What this task involves: From the listing that follows, output everything exactly except the pictures.

Task material:
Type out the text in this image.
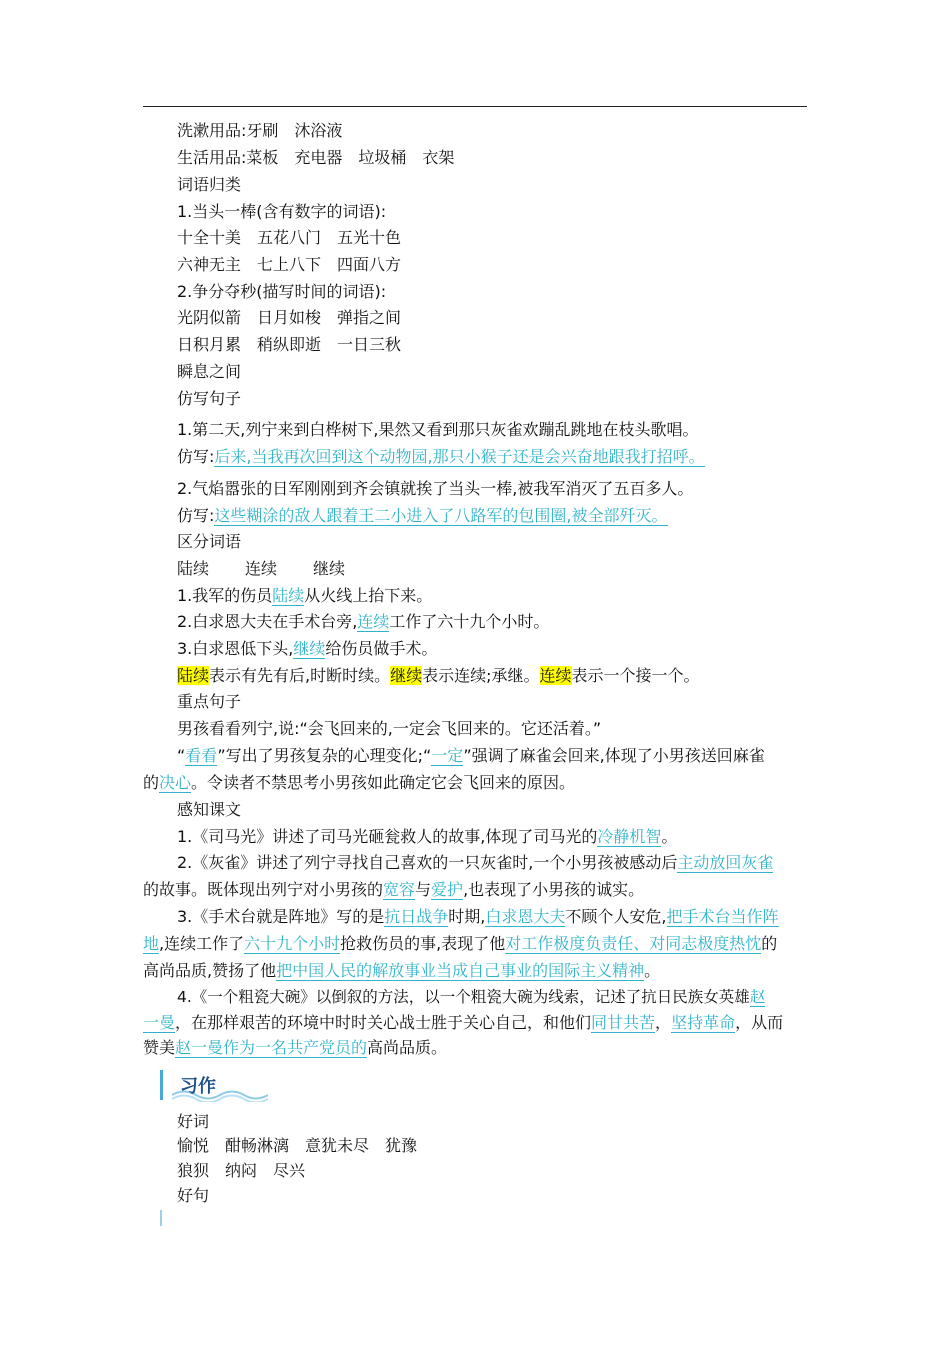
洗漱用品:牙刷　沐浴液
生活用品:菜板　充电器　垃圾桶　衣架
词语归类
1.当头一棒(含有数字的词语):
十全十美　五花八门　五光十色
六神无主　七上八下　四面八方
2.争分夺秒(描写时间的词语):
光阴似箭　日月如梭　弹指之间
日积月累　稍纵即逝　一日三秋
瞬息之间
仿写句子
1.第二天,列宁来到白桦树下,果然又看到那只灰雀欢蹦乱跳地在枝头歌唱。
仿写:后来,当我再次回到这个动物园,那只小猴子还是会兴奋地跟我打招呼。
2.气焰嚣张的日军刚刚到齐会镇就挨了当头一棒,被我军消灭了五百多人。
仿写:这些糊涂的敌人跟着王二小进入了八路军的包围圈,被全部歼灭。
区分词语
陆续 连续 继续
1.我军的伤员陆续从火线上抬下来。
2.白求恩大夫在手术台旁,连续工作了六十九个小时。
3.白求恩低下头,继续给伤员做手术。
陆续表示有先有后,时断时续。继续表示连续;承继。连续表示一个接一个。
重点句子
男孩看看列宁,说:“会飞回来的,一定会飞回来的。它还活着。”
“看看”写出了男孩复杂的心理变化;“一定”强调了麻雀会回来,体现了小男孩送回麻雀
的决心。令读者不禁思考小男孩如此确定它会飞回来的原因。
感知课文
1.《司马光》讲述了司马光砸瓮救人的故事,体现了司马光的冷静机智。
2.《灰雀》讲述了列宁寻找自己喜欢的一只灰雀时,一个小男孩被感动后主动放回灰雀
的故事。既体现出列宁对小男孩的宽容与爱护,也表现了小男孩的诚实。
3.《手术台就是阵地》写的是抗日战争时期,白求恩大夫不顾个人安危,把手术台当作阵
地,连续工作了六十九个小时抢救伤员的事,表现了他对工作极度负责任、对同志极度热忱的
高尚品质,赞扬了他把中国人民的解放事业当成自己事业的国际主义精神。
4.《一个粗瓷大碗》以倒叙的方法，以一个粗瓷大碗为线索，记述了抗日民族女英雄赵
一曼，在那样艰苦的环境中时时关心战士胜于关心自己，和他们同甘共苦，坚持革命，从而
赞美赵一曼作为一名共产党员的高尚品质。
习作
好词
愉悦　酣畅淋漓　意犹未尽　犹豫
狼狈　纳闷　尽兴
好句
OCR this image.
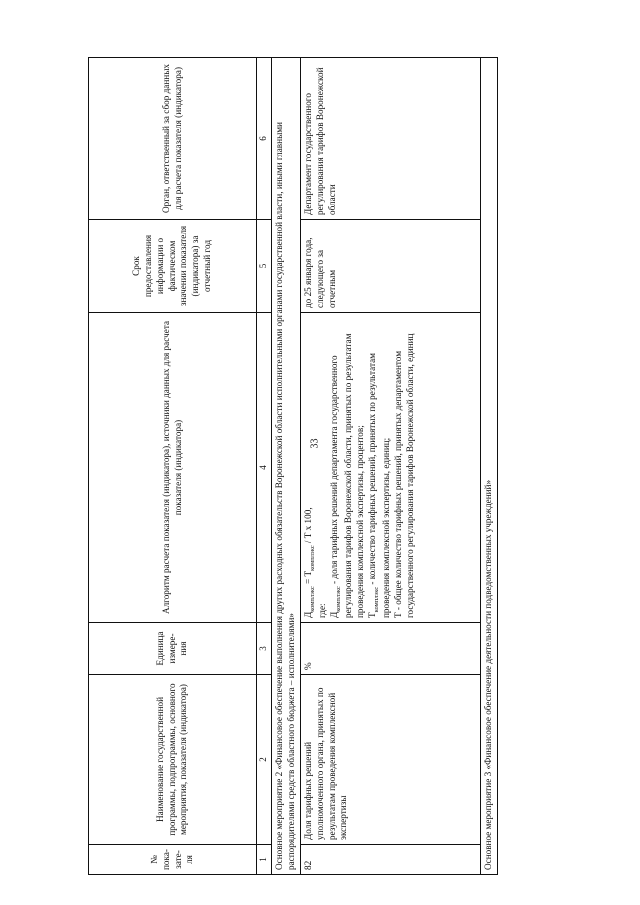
33
№ пока-зате-ля	Наименование государственной программы, подпрограммы, основного мероприятия, показателя (индикатора)	Единица измере-ния	Алгоритм расчета показателя (индикатора), источники данных для расчета показателя (индикатора)	Срок предоставления информации о фактическом значении показателя (индикатора) за отчетный год	Орган, ответственный за сбор данных для расчета показателя (индикатора)
1	2	3	4	5	6
Основное мероприятие 2 «Финансовое обеспечение выполнения других расходных обязательств Воронежской области исполнительными органами государственной власти, иными главными распорядителями средств областного бюджета – исполнителями»					
82	Доля тарифных решений уполномоченного органа, принятых по результатам проведения комплексной экспертизы	%	$Д_{комплэкс} = Т_{комплэкс} / Т$ х 100,
где: $Д_{комплэкс}$ - доля тарифных решений департамента государственного регулирования тарифов Воронежской области, принятых по результатам проведения комплексной экспертизы, процентов; $Т_{комплэкс}$ - количество тарифных решений, принятых по результатам проведения комплексной экспертизы, единиц; Т - общее количество тарифных решений, принятых департаментом государственного регулирования тарифов Воронежской области, единиц	до 25 января года, следующего за отчетным	Департамент государственного регулирования тарифов Воронежской области
Основное мероприятие 3 «Финансовое обеспечение деятельности подведомственных учреждений»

Response:
Type out the text in this image.
洗漱用品:牙刷　沐浴液
生活用品:菜板　充电器　垃圾桶　衣架
词语归类
1.当头一棒(含有数字的词语):
十全十美　五花八门　五光十色
六神无主　七上八下　四面八方
2.争分夺秒(描写时间的词语):
光阴似箭　日月如梭　弹指之间
日积月累　稍纵即逝　一日三秋
瞬息之间
仿写句子
1.第二天,列宁来到白桦树下,果然又看到那只灰雀欢蹦乱跳地在枝头歌唱。
仿写:后来,当我再次回到这个动物园,那只小猴子还是会兴奋地跟我打招呼。
2.气焰嚣张的日军刚刚到齐会镇就挨了当头一棒,被我军消灭了五百多人。
仿写:这些糊涂的敌人跟着王二小进入了八路军的包围圈,被全部歼灭。
区分词语
陆续 连续 继续
1.我军的伤员陆续从火线上抬下来。
2.白求恩大夫在手术台旁,连续工作了六十九个小时。
3.白求恩低下头,继续给伤员做手术。
陆续表示有先有后,时断时续。继续表示连续;承继。连续表示一个接一个。
重点句子
男孩看看列宁,说:“会飞回来的,一定会飞回来的。它还活着。”
“看看”写出了男孩复杂的心理变化;“一定”强调了麻雀会回来,体现了小男孩送回麻雀
的决心。令读者不禁思考小男孩如此确定它会飞回来的原因。
感知课文
1.《司马光》讲述了司马光砸瓮救人的故事,体现了司马光的冷静机智。
2.《灰雀》讲述了列宁寻找自己喜欢的一只灰雀时,一个小男孩被感动后主动放回灰雀
的故事。既体现出列宁对小男孩的宽容与爱护,也表现了小男孩的诚实。
3.《手术台就是阵地》写的是抗日战争时期,白求恩大夫不顾个人安危,把手术台当作阵
地,连续工作了六十九个小时抢救伤员的事,表现了他对工作极度负责任、对同志极度热忱的
高尚品质,赞扬了他把中国人民的解放事业当成自己事业的国际主义精神。
4.《一个粗瓷大碗》以倒叙的方法，以一个粗瓷大碗为线索，记述了抗日民族女英雄赵
一曼，在那样艰苦的环境中时时关心战士胜于关心自己，和他们同甘共苦，坚持革命，从而
赞美赵一曼作为一名共产党员的高尚品质。
习作
好词
愉悦　酣畅淋漓　意犹未尽　犹豫
狼狈　纳闷　尽兴
好句
OCR this image.
33
№ пока-зате-ля	Наименование государственной программы, подпрограммы, основного мероприятия, показателя (индикатора)	Единица измере-ния	Алгоритм расчета показателя (индикатора), источники данных для расчета показателя (индикатора)	Срок предоставления информации о фактическом значении показателя (индикатора) за отчетный год	Орган, ответственный за сбор данных для расчета показателя (индикатора)
1	2	3	4	5	6
Основное мероприятие 2 «Финансовое обеспечение выполнения других расходных обязательств Воронежской области исполнительными органами государственной власти, иными главными распорядителями средств областного бюджета – исполнителями»					
82	Доля тарифных решений уполномоченного органа, принятых по результатам проведения комплексной экспертизы	%	$Д_{комплэкс} = Т_{комплэкс} / Т$ х 100,
где: $Д_{комплэкс}$ - доля тарифных решений департамента государственного регулирования тарифов Воронежской области, принятых по результатам проведения комплексной экспертизы, процентов; $Т_{комплэкс}$ - количество тарифных решений, принятых по результатам проведения комплексной экспертизы, единиц; Т - общее количество тарифных решений, принятых департаментом государственного регулирования тарифов Воронежской области, единиц	до 25 января года, следующего за отчетным	Департамент государственного регулирования тарифов Воронежской области
Основное мероприятие 3 «Финансовое обеспечение деятельности подведомственных учреждений»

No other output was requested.